Exercise: What follows is a set of records; repeat all of them exactly.

[Recorded data]

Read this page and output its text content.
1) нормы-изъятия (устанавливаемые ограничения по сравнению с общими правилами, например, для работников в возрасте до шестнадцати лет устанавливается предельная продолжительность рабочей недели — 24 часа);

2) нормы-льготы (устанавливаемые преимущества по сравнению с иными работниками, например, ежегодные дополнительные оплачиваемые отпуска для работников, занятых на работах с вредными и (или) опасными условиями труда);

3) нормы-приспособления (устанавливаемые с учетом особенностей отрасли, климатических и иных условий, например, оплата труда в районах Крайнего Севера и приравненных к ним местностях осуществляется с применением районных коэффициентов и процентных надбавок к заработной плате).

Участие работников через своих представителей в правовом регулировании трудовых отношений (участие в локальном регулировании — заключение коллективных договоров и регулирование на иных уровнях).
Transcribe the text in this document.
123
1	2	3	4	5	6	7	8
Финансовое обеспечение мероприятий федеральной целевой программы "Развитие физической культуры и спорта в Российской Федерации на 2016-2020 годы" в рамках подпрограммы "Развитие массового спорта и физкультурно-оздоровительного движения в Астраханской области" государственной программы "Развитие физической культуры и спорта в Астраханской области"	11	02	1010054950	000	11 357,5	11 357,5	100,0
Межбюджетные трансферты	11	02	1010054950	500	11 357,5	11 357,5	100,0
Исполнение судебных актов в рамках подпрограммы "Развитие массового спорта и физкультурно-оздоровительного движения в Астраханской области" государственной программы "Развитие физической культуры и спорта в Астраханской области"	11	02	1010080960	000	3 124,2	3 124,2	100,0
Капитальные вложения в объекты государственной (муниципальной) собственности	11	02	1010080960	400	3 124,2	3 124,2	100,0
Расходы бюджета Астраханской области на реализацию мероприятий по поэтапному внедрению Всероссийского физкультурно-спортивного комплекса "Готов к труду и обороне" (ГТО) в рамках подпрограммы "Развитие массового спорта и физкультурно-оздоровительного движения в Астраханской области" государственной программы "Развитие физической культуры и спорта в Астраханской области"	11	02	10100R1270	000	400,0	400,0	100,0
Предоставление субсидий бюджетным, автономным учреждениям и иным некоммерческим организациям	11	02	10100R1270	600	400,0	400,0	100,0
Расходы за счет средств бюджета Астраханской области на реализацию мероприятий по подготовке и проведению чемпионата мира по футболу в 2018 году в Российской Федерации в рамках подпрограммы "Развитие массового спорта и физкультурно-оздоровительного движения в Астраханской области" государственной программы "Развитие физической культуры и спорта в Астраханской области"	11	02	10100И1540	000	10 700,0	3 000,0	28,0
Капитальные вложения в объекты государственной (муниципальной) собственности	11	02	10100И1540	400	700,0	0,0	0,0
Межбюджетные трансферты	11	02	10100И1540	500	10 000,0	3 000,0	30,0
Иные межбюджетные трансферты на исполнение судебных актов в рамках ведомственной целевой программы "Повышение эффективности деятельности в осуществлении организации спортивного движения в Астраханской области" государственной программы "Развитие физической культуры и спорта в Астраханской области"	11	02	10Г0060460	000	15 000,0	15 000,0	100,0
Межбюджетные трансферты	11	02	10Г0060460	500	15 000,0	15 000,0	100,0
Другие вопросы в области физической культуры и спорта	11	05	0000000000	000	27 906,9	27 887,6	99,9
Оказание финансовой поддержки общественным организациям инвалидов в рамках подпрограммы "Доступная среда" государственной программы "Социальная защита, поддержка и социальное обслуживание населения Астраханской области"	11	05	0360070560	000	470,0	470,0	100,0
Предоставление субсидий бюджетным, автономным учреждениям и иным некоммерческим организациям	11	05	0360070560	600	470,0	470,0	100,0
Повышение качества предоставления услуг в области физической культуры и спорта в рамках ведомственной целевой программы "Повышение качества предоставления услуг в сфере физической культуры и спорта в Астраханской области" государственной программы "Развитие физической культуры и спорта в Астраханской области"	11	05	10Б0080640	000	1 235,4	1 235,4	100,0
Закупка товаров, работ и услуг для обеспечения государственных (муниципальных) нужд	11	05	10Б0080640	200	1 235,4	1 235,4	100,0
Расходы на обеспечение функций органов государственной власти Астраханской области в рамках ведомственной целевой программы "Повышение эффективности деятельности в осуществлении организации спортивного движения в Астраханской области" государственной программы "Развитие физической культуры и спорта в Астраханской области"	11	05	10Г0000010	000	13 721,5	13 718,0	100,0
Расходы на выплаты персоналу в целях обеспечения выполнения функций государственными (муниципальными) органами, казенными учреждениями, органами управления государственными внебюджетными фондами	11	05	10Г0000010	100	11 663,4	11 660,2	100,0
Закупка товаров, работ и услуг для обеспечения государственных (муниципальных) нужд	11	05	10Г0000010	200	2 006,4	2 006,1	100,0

The response:
Read this page and output its text content.
1) нормы-изъятия (устанавливаемые ограничения по сравнению с общими правилами, например, для работников в возрасте до шестнадцати лет устанавливается предельная продолжительность рабочей недели — 24 часа);

2) нормы-льготы (устанавливаемые преимущества по сравнению с иными работниками, например, ежегодные дополнительные оплачиваемые отпуска для работников, занятых на работах с вредными и (или) опасными условиями труда);

3) нормы-приспособления (устанавливаемые с учетом особенностей отрасли, климатических и иных условий, например, оплата труда в районах Крайнего Севера и приравненных к ним местностях осуществляется с применением районных коэффициентов и процентных надбавок к заработной плате).

Участие работников через своих представителей в правовом регулировании трудовых отношений (участие в локальном регулировании — заключение коллективных договоров и регулирование на иных уровнях).
Transcribe the text in this document.
123
1	2	3	4	5	6	7	8
Финансовое обеспечение мероприятий федеральной целевой программы "Развитие физической культуры и спорта в Российской Федерации на 2016-2020 годы" в рамках подпрограммы "Развитие массового спорта и физкультурно-оздоровительного движения в Астраханской области" государственной программы "Развитие физической культуры и спорта в Астраханской области"	11	02	1010054950	000	11 357,5	11 357,5	100,0
Межбюджетные трансферты	11	02	1010054950	500	11 357,5	11 357,5	100,0
Исполнение судебных актов в рамках подпрограммы "Развитие массового спорта и физкультурно-оздоровительного движения в Астраханской области" государственной программы "Развитие физической культуры и спорта в Астраханской области"	11	02	1010080960	000	3 124,2	3 124,2	100,0
Капитальные вложения в объекты государственной (муниципальной) собственности	11	02	1010080960	400	3 124,2	3 124,2	100,0
Расходы бюджета Астраханской области на реализацию мероприятий по поэтапному внедрению Всероссийского физкультурно-спортивного комплекса "Готов к труду и обороне" (ГТО) в рамках подпрограммы "Развитие массового спорта и физкультурно-оздоровительного движения в Астраханской области" государственной программы "Развитие физической культуры и спорта в Астраханской области"	11	02	10100R1270	000	400,0	400,0	100,0
Предоставление субсидий бюджетным, автономным учреждениям и иным некоммерческим организациям	11	02	10100R1270	600	400,0	400,0	100,0
Расходы за счет средств бюджета Астраханской области на реализацию мероприятий по подготовке и проведению чемпионата мира по футболу в 2018 году в Российской Федерации в рамках подпрограммы "Развитие массового спорта и физкультурно-оздоровительного движения в Астраханской области" государственной программы "Развитие физической культуры и спорта в Астраханской области"	11	02	10100И1540	000	10 700,0	3 000,0	28,0
Капитальные вложения в объекты государственной (муниципальной) собственности	11	02	10100И1540	400	700,0	0,0	0,0
Межбюджетные трансферты	11	02	10100И1540	500	10 000,0	3 000,0	30,0
Иные межбюджетные трансферты на исполнение судебных актов в рамках ведомственной целевой программы "Повышение эффективности деятельности в осуществлении организации спортивного движения в Астраханской области" государственной программы "Развитие физической культуры и спорта в Астраханской области"	11	02	10Г0060460	000	15 000,0	15 000,0	100,0
Межбюджетные трансферты	11	02	10Г0060460	500	15 000,0	15 000,0	100,0
Другие вопросы в области физической культуры и спорта	11	05	0000000000	000	27 906,9	27 887,6	99,9
Оказание финансовой поддержки общественным организациям инвалидов в рамках подпрограммы "Доступная среда" государственной программы "Социальная защита, поддержка и социальное обслуживание населения Астраханской области"	11	05	0360070560	000	470,0	470,0	100,0
Предоставление субсидий бюджетным, автономным учреждениям и иным некоммерческим организациям	11	05	0360070560	600	470,0	470,0	100,0
Повышение качества предоставления услуг в области физической культуры и спорта в рамках ведомственной целевой программы "Повышение качества предоставления услуг в сфере физической культуры и спорта в Астраханской области" государственной программы "Развитие физической культуры и спорта в Астраханской области"	11	05	10Б0080640	000	1 235,4	1 235,4	100,0
Закупка товаров, работ и услуг для обеспечения государственных (муниципальных) нужд	11	05	10Б0080640	200	1 235,4	1 235,4	100,0
Расходы на обеспечение функций органов государственной власти Астраханской области в рамках ведомственной целевой программы "Повышение эффективности деятельности в осуществлении организации спортивного движения в Астраханской области" государственной программы "Развитие физической культуры и спорта в Астраханской области"	11	05	10Г0000010	000	13 721,5	13 718,0	100,0
Расходы на выплаты персоналу в целях обеспечения выполнения функций государственными (муниципальными) органами, казенными учреждениями, органами управления государственными внебюджетными фондами	11	05	10Г0000010	100	11 663,4	11 660,2	100,0
Закупка товаров, работ и услуг для обеспечения государственных (муниципальных) нужд	11	05	10Г0000010	200	2 006,4	2 006,1	100,0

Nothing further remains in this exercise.